Source records
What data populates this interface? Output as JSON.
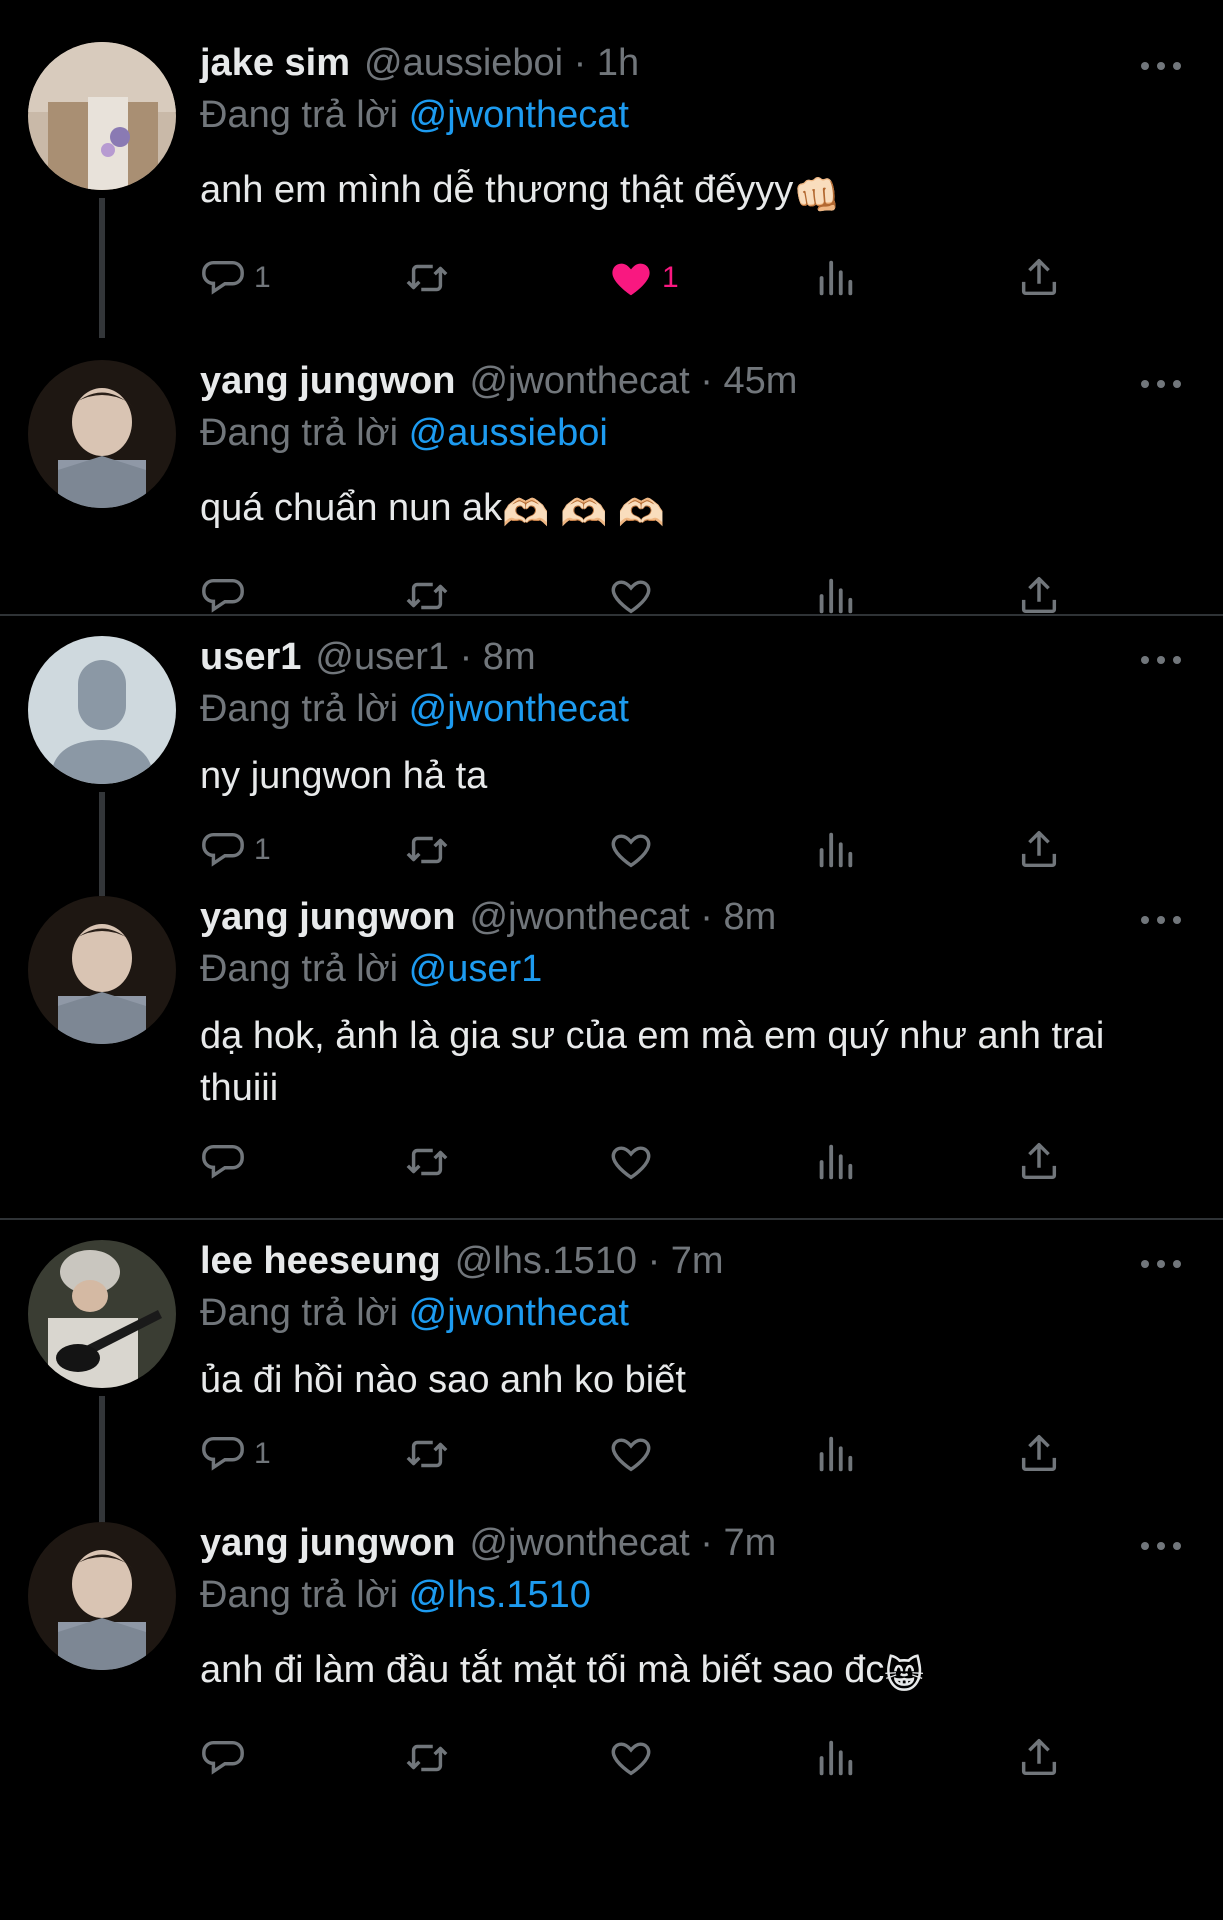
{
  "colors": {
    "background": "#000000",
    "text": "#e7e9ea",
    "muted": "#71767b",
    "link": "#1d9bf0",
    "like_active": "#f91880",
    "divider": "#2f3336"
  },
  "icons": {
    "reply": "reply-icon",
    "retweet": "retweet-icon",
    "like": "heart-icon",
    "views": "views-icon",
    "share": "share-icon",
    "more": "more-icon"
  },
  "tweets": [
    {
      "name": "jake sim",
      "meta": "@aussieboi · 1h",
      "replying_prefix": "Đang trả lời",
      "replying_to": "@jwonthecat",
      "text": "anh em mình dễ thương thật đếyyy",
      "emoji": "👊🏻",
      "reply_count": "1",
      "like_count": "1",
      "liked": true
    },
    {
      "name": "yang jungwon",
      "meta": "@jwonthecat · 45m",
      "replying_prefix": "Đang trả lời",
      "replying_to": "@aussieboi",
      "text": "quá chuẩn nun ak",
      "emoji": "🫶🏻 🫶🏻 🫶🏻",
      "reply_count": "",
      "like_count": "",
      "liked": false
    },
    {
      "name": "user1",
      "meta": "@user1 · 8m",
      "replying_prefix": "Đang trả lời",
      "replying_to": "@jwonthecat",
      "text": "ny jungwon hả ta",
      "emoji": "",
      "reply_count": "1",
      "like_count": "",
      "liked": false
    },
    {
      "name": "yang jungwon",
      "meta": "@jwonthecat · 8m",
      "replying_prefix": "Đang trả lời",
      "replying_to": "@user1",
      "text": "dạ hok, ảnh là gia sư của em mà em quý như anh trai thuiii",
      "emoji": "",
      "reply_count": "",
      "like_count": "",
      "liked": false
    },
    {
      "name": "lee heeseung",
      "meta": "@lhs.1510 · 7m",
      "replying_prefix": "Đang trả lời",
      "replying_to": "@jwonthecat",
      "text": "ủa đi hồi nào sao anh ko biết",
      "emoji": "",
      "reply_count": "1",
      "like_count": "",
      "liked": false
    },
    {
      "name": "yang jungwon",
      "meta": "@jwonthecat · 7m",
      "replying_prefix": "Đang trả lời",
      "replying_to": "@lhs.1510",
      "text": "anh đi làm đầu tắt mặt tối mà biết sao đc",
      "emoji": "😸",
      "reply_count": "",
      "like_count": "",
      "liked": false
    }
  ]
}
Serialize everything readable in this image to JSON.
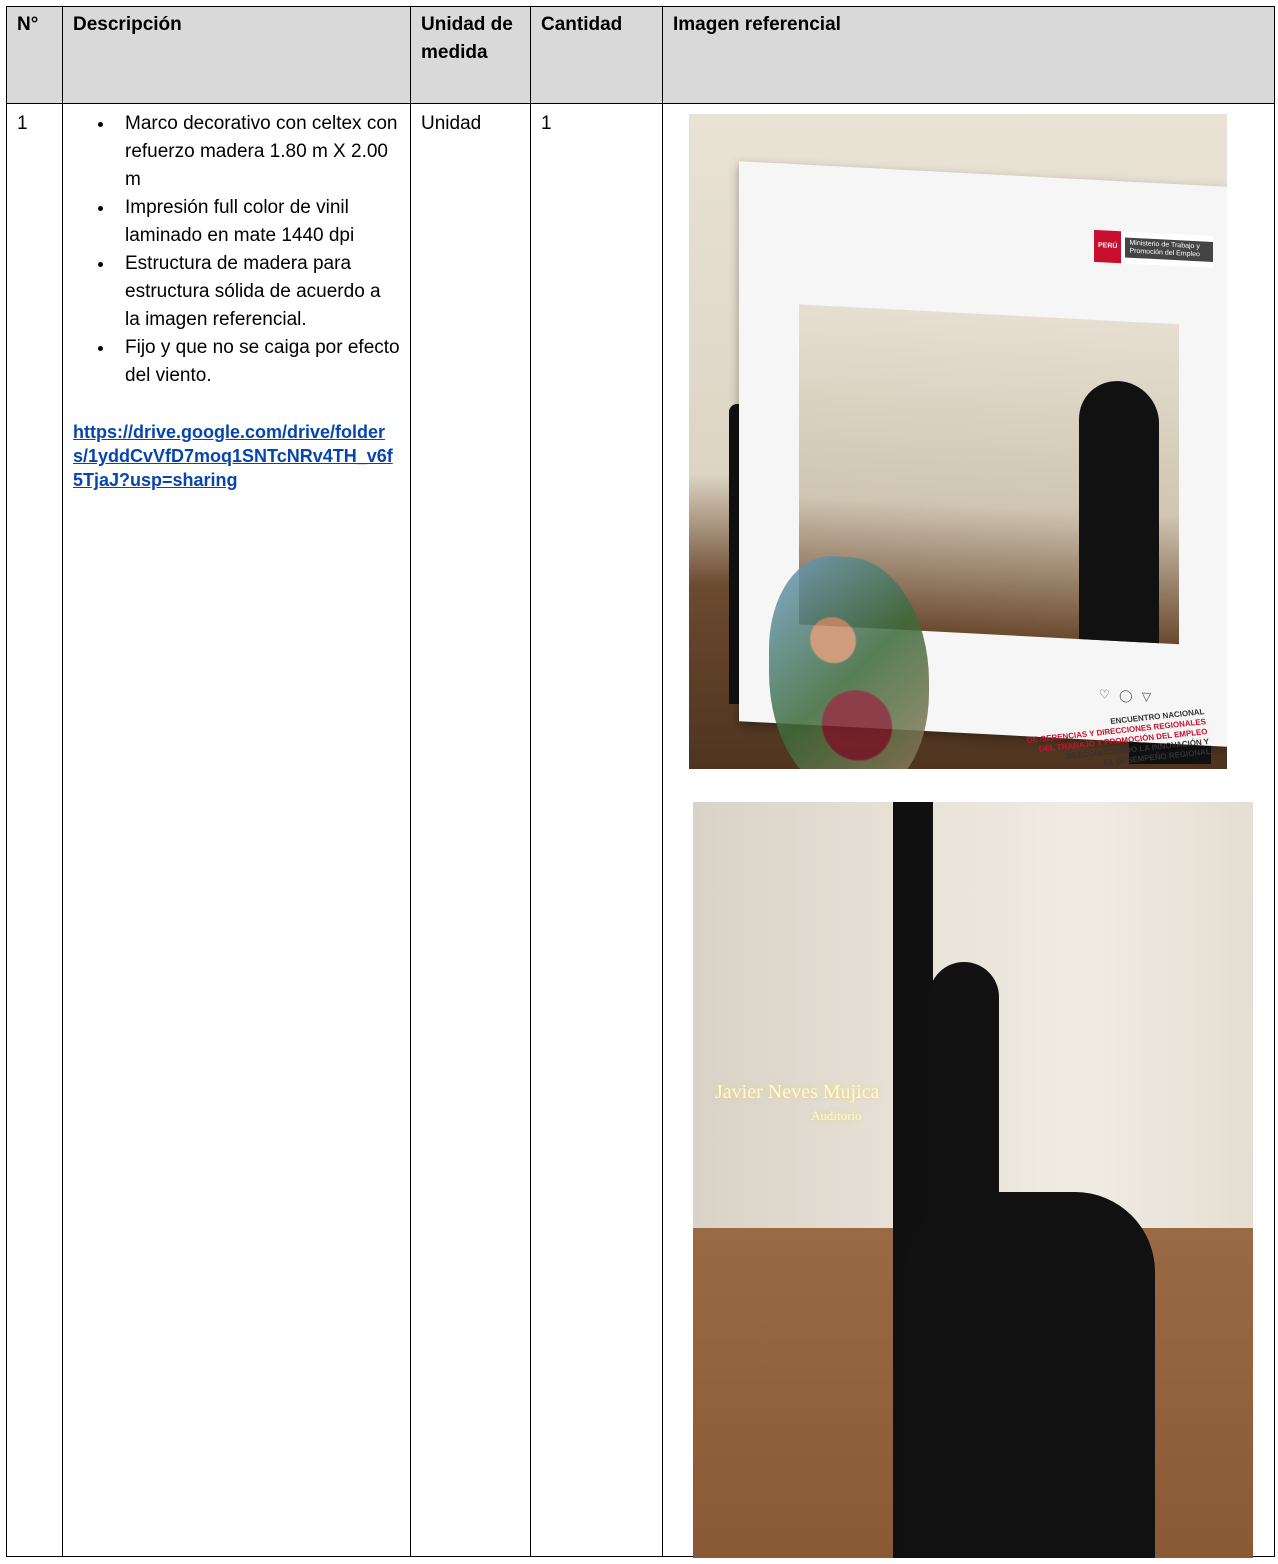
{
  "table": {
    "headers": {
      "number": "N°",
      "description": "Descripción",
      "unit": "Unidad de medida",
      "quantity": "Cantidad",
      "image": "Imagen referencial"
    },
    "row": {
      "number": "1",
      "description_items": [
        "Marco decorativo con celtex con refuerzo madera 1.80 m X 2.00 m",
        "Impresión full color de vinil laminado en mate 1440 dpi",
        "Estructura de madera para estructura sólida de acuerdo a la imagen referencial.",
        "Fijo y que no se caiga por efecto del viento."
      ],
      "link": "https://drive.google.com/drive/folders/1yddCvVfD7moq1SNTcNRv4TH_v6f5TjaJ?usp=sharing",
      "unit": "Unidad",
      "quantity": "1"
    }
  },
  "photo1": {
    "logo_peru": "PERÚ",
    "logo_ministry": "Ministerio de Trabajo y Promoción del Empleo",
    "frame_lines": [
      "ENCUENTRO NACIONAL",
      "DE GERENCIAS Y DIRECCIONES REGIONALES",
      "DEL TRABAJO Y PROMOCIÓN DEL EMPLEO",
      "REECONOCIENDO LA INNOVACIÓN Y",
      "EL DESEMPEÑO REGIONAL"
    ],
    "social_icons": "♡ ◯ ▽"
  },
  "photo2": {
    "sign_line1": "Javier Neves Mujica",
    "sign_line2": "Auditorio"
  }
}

What you have to do: Pick out each line containing the string "madera" and copy it.

Written answer:
        "Marco decorativo con celtex con refuerzo madera 1.80 m X 2.00 m",
        "Estructura de madera para estructura sólida de acuerdo a la imagen referencial.",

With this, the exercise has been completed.